● **What the task requires**
Restate the entries below word for word, omitting nothing.

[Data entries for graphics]
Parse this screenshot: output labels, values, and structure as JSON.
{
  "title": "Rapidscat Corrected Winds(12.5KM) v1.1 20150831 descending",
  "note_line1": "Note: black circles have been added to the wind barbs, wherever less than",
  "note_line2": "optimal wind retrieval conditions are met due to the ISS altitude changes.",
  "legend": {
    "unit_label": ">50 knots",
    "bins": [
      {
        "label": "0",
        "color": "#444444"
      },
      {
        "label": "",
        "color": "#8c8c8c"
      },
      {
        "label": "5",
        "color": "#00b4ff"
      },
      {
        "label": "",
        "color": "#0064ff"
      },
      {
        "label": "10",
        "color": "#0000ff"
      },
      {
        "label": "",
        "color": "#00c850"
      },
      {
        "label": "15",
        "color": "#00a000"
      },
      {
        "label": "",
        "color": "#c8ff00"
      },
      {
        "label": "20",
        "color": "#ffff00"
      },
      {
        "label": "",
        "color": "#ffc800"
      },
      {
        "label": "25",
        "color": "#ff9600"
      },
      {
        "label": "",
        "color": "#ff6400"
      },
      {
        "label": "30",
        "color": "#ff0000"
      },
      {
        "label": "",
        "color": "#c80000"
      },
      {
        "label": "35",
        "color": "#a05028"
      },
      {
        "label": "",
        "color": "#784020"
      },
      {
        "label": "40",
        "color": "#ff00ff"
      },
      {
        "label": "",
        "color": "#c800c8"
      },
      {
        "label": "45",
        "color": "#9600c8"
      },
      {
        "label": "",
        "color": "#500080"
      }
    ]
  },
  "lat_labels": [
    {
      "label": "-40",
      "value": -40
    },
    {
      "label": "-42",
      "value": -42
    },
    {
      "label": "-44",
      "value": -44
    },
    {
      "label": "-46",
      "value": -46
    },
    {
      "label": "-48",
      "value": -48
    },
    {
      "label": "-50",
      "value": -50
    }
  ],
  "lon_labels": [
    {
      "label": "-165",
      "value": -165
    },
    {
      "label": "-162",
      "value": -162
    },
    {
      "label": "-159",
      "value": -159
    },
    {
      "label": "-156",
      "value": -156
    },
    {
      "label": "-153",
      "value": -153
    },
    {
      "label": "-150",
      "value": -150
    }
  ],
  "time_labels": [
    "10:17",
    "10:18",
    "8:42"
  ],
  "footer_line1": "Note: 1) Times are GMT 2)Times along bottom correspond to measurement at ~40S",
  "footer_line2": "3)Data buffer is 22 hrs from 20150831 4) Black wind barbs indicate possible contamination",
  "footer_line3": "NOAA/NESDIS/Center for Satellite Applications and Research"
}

● **Task output**
Parse this screenshot: output labels, values, and structure as JSON.
{
  "title": "Rapidscat Corrected Winds(12.5KM) v1.1 20150831 descending",
  "note_line1": "Note: black circles have been added to the wind barbs, wherever less than",
  "note_line2": "optimal wind retrieval conditions are met due to the ISS altitude changes.",
  "legend": {
    "unit_label": ">50 knots",
    "bins": [
      {
        "label": "0",
        "color": "#444444"
      },
      {
        "label": "",
        "color": "#8c8c8c"
      },
      {
        "label": "5",
        "color": "#00b4ff"
      },
      {
        "label": "",
        "color": "#0064ff"
      },
      {
        "label": "10",
        "color": "#0000ff"
      },
      {
        "label": "",
        "color": "#00c850"
      },
      {
        "label": "15",
        "color": "#00a000"
      },
      {
        "label": "",
        "color": "#c8ff00"
      },
      {
        "label": "20",
        "color": "#ffff00"
      },
      {
        "label": "",
        "color": "#ffc800"
      },
      {
        "label": "25",
        "color": "#ff9600"
      },
      {
        "label": "",
        "color": "#ff6400"
      },
      {
        "label": "30",
        "color": "#ff0000"
      },
      {
        "label": "",
        "color": "#c80000"
      },
      {
        "label": "35",
        "color": "#a05028"
      },
      {
        "label": "",
        "color": "#784020"
      },
      {
        "label": "40",
        "color": "#ff00ff"
      },
      {
        "label": "",
        "color": "#c800c8"
      },
      {
        "label": "45",
        "color": "#9600c8"
      },
      {
        "label": "",
        "color": "#500080"
      }
    ]
  },
  "lat_labels": [
    {
      "label": "-40",
      "value": -40
    },
    {
      "label": "-42",
      "value": -42
    },
    {
      "label": "-44",
      "value": -44
    },
    {
      "label": "-46",
      "value": -46
    },
    {
      "label": "-48",
      "value": -48
    },
    {
      "label": "-50",
      "value": -50
    }
  ],
  "lon_labels": [
    {
      "label": "-165",
      "value": -165
    },
    {
      "label": "-162",
      "value": -162
    },
    {
      "label": "-159",
      "value": -159
    },
    {
      "label": "-156",
      "value": -156
    },
    {
      "label": "-153",
      "value": -153
    },
    {
      "label": "-150",
      "value": -150
    }
  ],
  "time_labels": [
    "10:17",
    "10:18",
    "8:42"
  ],
  "footer_line1": "Note: 1) Times are GMT 2)Times along bottom correspond to measurement at ~40S",
  "footer_line2": "3)Data buffer is 22 hrs from 20150831 4) Black wind barbs indicate possible contamination",
  "footer_line3": "NOAA/NESDIS/Center for Satellite Applications and Research"
}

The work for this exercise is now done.